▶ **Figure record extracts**

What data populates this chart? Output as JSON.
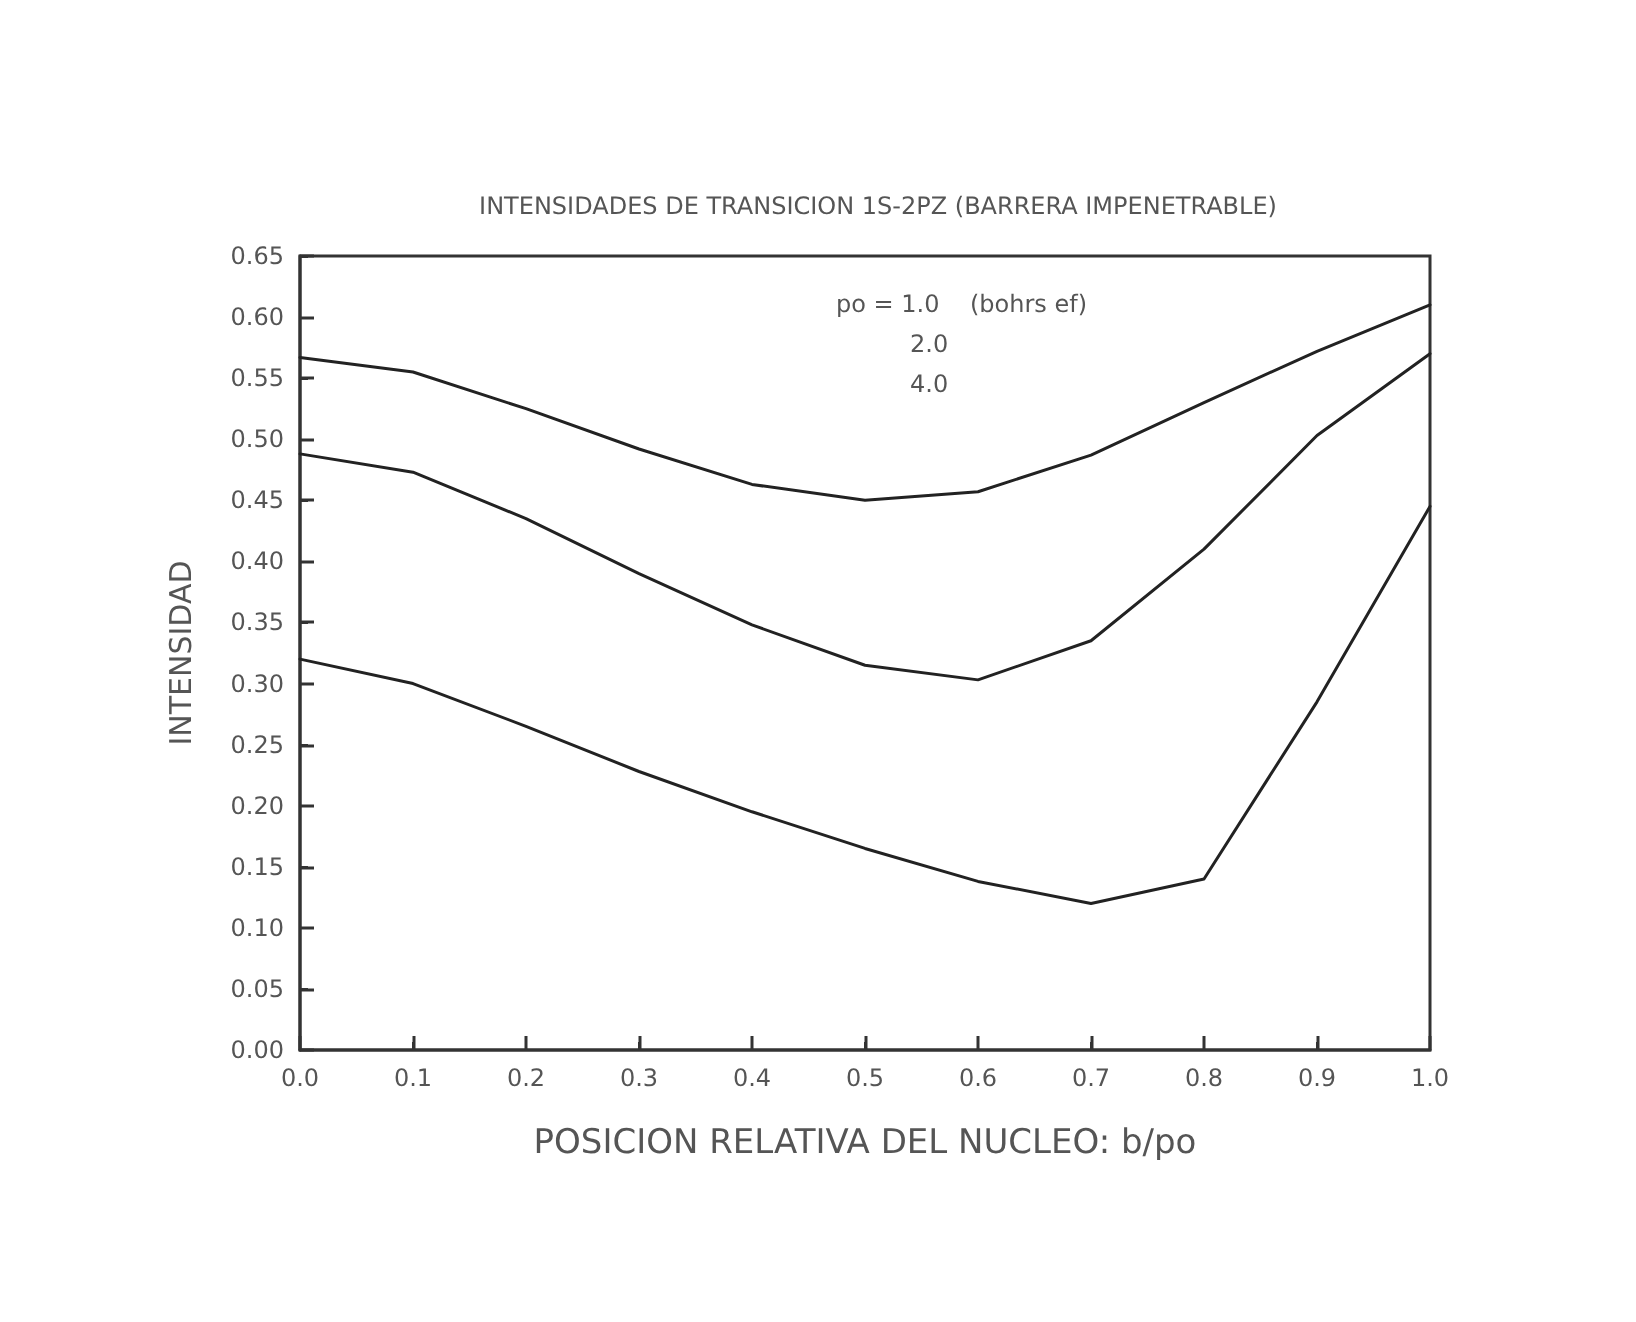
{
  "chart_data": {
    "type": "line",
    "title": "INTENSIDADES DE TRANSICION 1S-2PZ (BARRERA IMPENETRABLE)",
    "xlabel": "POSICION RELATIVA DEL NUCLEO: b/po",
    "ylabel": "INTENSIDAD",
    "x": [
      0.0,
      0.1,
      0.2,
      0.3,
      0.4,
      0.5,
      0.6,
      0.7,
      0.8,
      0.9,
      1.0
    ],
    "series": [
      {
        "color": "#222222",
        "values": [
          0.567,
          0.555,
          0.525,
          0.492,
          0.463,
          0.45,
          0.457,
          0.487,
          0.53,
          0.572,
          0.61
        ]
      },
      {
        "color": "#222222",
        "values": [
          0.488,
          0.473,
          0.435,
          0.39,
          0.348,
          0.315,
          0.303,
          0.335,
          0.41,
          0.503,
          0.57
        ]
      },
      {
        "color": "#222222",
        "values": [
          0.32,
          0.3,
          0.265,
          0.228,
          0.195,
          0.165,
          0.138,
          0.12,
          0.14,
          0.285,
          0.445
        ]
      }
    ],
    "xlim": [
      0,
      1
    ],
    "ylim": [
      0,
      0.65
    ],
    "xticks": [
      {
        "value": 0,
        "label": "0.0"
      },
      0.1,
      0.2,
      0.3,
      0.4,
      0.5,
      0.6,
      0.7,
      0.8,
      0.9,
      {
        "value": 1,
        "label": "1.0"
      }
    ],
    "yticks": [
      {
        "value": 0,
        "label": "0.00"
      },
      0.05,
      {
        "value": 0.1,
        "label": "0.10"
      },
      0.15,
      {
        "value": 0.2,
        "label": "0.20"
      },
      0.25,
      {
        "value": 0.3,
        "label": "0.30"
      },
      0.35,
      {
        "value": 0.4,
        "label": "0.40"
      },
      0.45,
      {
        "value": 0.5,
        "label": "0.50"
      },
      0.55,
      {
        "value": 0.6,
        "label": "0.60"
      },
      0.65
    ],
    "annotations": [
      "po = 1.0    (bohrs ef)",
      "2.0",
      "4.0"
    ],
    "grid": false,
    "marker": "none",
    "line_style": "solid"
  }
}
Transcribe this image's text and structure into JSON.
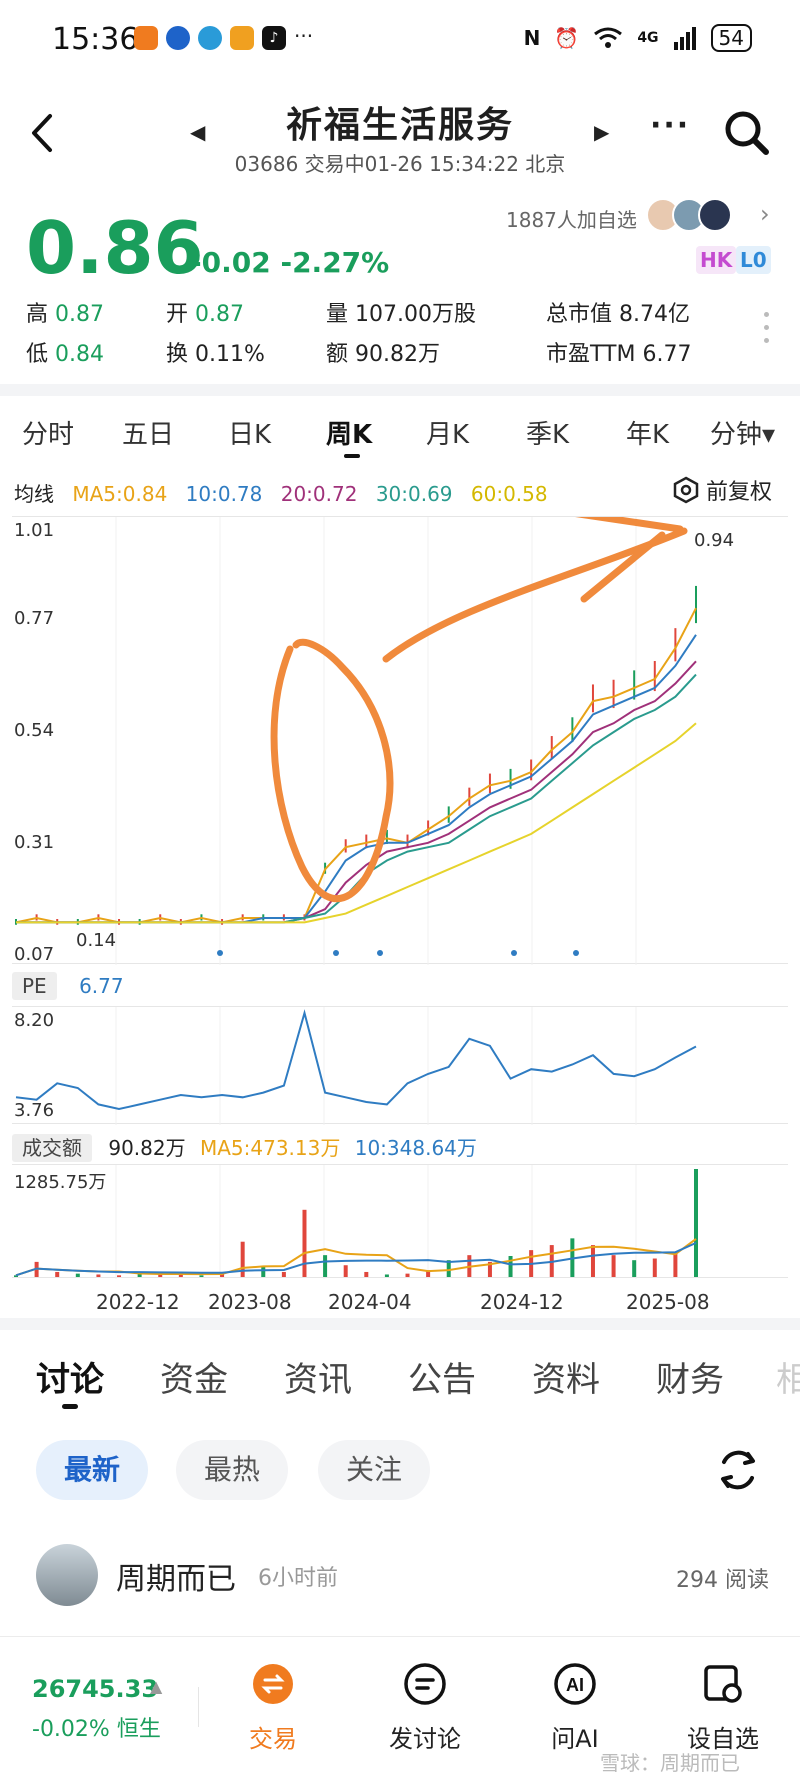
{
  "status_bar": {
    "time": "15:36",
    "more": "···",
    "network": "4G",
    "battery": "54"
  },
  "header": {
    "title": "祈福生活服务",
    "subtitle": "03686 交易中01-26 15:34:22 北京",
    "more": "···"
  },
  "quote": {
    "price": "0.86",
    "change": "-0.02 -2.27%",
    "followers": "1887人加自选",
    "tags": [
      "HK",
      "L0"
    ],
    "stats": {
      "high_k": "高",
      "high_v": "0.87",
      "low_k": "低",
      "low_v": "0.84",
      "open_k": "开",
      "open_v": "0.87",
      "turnover_k": "换",
      "turnover_v": "0.11%",
      "volume_k": "量",
      "volume_v": "107.00万股",
      "amount_k": "额",
      "amount_v": "90.82万",
      "mktcap_k": "总市值",
      "mktcap_v": "8.74亿",
      "pe_k": "市盈TTM",
      "pe_v": "6.77"
    }
  },
  "kline_tabs": [
    "分时",
    "五日",
    "日K",
    "周K",
    "月K",
    "季K",
    "年K",
    "分钟▾"
  ],
  "ma": {
    "label": "均线",
    "ma5": "MA5:0.84",
    "ma10": "10:0.78",
    "ma20": "20:0.72",
    "ma30": "30:0.69",
    "ma60": "60:0.58",
    "adjust": "前复权"
  },
  "colors": {
    "down_green": "#1a9e5c",
    "up_red": "#e0463c",
    "ma5": "#e8a317",
    "ma10": "#2f7cc2",
    "ma20": "#a0317a",
    "ma30": "#2a9b8e",
    "ma60": "#e6d32c",
    "annotation": "#f08a3c",
    "accent_blue": "#1e63c9",
    "nav_active": "#f07b1f"
  },
  "chart_data": [
    {
      "type": "line",
      "title": "周K",
      "y_ticks": [
        "1.01",
        "0.77",
        "0.54",
        "0.31",
        "0.07"
      ],
      "ylim": [
        0.07,
        1.01
      ],
      "x_ticks": [
        "2022-12",
        "2023-08",
        "2024-04",
        "2024-12",
        "2025-08"
      ],
      "annotations": [
        "0.94",
        "0.14"
      ],
      "series": [
        {
          "name": "MA5",
          "values": [
            0.13,
            0.14,
            0.13,
            0.13,
            0.14,
            0.13,
            0.13,
            0.14,
            0.13,
            0.14,
            0.13,
            0.14,
            0.14,
            0.14,
            0.14,
            0.25,
            0.3,
            0.31,
            0.32,
            0.31,
            0.34,
            0.37,
            0.41,
            0.44,
            0.45,
            0.47,
            0.52,
            0.56,
            0.63,
            0.64,
            0.66,
            0.68,
            0.75,
            0.84
          ]
        },
        {
          "name": "10",
          "values": [
            0.13,
            0.13,
            0.13,
            0.13,
            0.13,
            0.13,
            0.13,
            0.13,
            0.13,
            0.13,
            0.13,
            0.13,
            0.14,
            0.14,
            0.14,
            0.2,
            0.27,
            0.3,
            0.31,
            0.31,
            0.33,
            0.35,
            0.39,
            0.42,
            0.44,
            0.46,
            0.5,
            0.54,
            0.6,
            0.62,
            0.64,
            0.66,
            0.71,
            0.78
          ]
        },
        {
          "name": "20",
          "values": [
            0.13,
            0.13,
            0.13,
            0.13,
            0.13,
            0.13,
            0.13,
            0.13,
            0.13,
            0.13,
            0.13,
            0.13,
            0.13,
            0.13,
            0.14,
            0.16,
            0.22,
            0.26,
            0.29,
            0.3,
            0.31,
            0.33,
            0.36,
            0.39,
            0.41,
            0.43,
            0.47,
            0.51,
            0.56,
            0.58,
            0.61,
            0.63,
            0.67,
            0.72
          ]
        },
        {
          "name": "30",
          "values": [
            0.13,
            0.13,
            0.13,
            0.13,
            0.13,
            0.13,
            0.13,
            0.13,
            0.13,
            0.13,
            0.13,
            0.13,
            0.13,
            0.13,
            0.14,
            0.15,
            0.19,
            0.24,
            0.27,
            0.29,
            0.3,
            0.31,
            0.34,
            0.37,
            0.39,
            0.41,
            0.45,
            0.49,
            0.53,
            0.56,
            0.59,
            0.61,
            0.64,
            0.69
          ]
        },
        {
          "name": "60",
          "values": [
            0.13,
            0.13,
            0.13,
            0.13,
            0.13,
            0.13,
            0.13,
            0.13,
            0.13,
            0.13,
            0.13,
            0.13,
            0.13,
            0.13,
            0.13,
            0.14,
            0.15,
            0.17,
            0.19,
            0.21,
            0.23,
            0.25,
            0.27,
            0.29,
            0.31,
            0.33,
            0.36,
            0.39,
            0.42,
            0.45,
            0.48,
            0.51,
            0.54,
            0.58
          ]
        }
      ]
    },
    {
      "type": "line",
      "title": "PE",
      "current": "6.77",
      "y_ticks": [
        "8.20",
        "3.76"
      ],
      "ylim": [
        3.76,
        8.2
      ],
      "series": [
        {
          "name": "PE",
          "values": [
            4.6,
            4.5,
            5.2,
            5.0,
            4.3,
            4.1,
            4.3,
            4.5,
            4.7,
            4.6,
            4.7,
            4.6,
            4.8,
            5.1,
            8.2,
            4.8,
            4.6,
            4.4,
            4.3,
            5.2,
            5.6,
            5.9,
            7.1,
            6.8,
            5.4,
            5.8,
            5.7,
            6.0,
            6.4,
            5.6,
            5.5,
            5.8,
            6.3,
            6.77
          ]
        }
      ]
    },
    {
      "type": "bar",
      "title": "成交额",
      "current": "90.82万",
      "ma5": "MA5:473.13万",
      "ma10": "10:348.64万",
      "y_ticks": [
        "1285.75万"
      ],
      "ylim": [
        0,
        1285.75
      ],
      "values": [
        20,
        180,
        60,
        40,
        30,
        20,
        60,
        30,
        40,
        20,
        30,
        420,
        120,
        60,
        800,
        260,
        140,
        60,
        30,
        40,
        80,
        200,
        260,
        180,
        250,
        320,
        380,
        460,
        380,
        260,
        200,
        220,
        300,
        1285.75
      ]
    }
  ],
  "info_tabs": [
    "讨论",
    "资金",
    "资讯",
    "公告",
    "资料",
    "财务",
    "相"
  ],
  "filters": [
    "最新",
    "最热",
    "关注"
  ],
  "post": {
    "author": "周期而已",
    "time": "6小时前",
    "reads": "294 阅读"
  },
  "bottom_nav": {
    "index_value": "26745.33",
    "index_change": "-0.02% 恒生",
    "items": [
      "交易",
      "发讨论",
      "问AI",
      "设自选"
    ],
    "watermark": "雪球：周期而已"
  }
}
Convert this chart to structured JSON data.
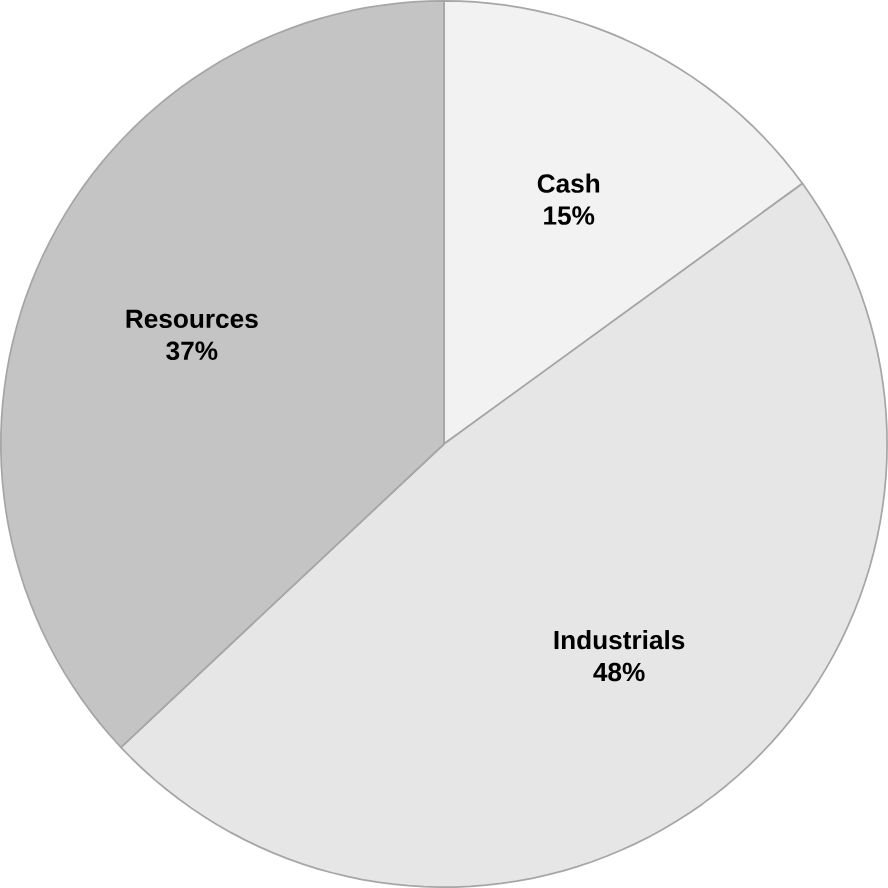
{
  "chart_data": {
    "type": "pie",
    "categories": [
      "Cash",
      "Industrials",
      "Resources"
    ],
    "values": [
      15,
      48,
      37
    ],
    "colors": [
      "#f2f2f2",
      "#e6e6e6",
      "#c4c4c4"
    ],
    "value_labels": [
      "15%",
      "48%",
      "37%"
    ]
  }
}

▶ **What is being asked**
From the entries above, copy every line that holds the word "JSON".

▶ **Solved problem**
What data populates this chart? Output as JSON.
Transcribe this image's text and structure into JSON.
Convert this chart to structured JSON data.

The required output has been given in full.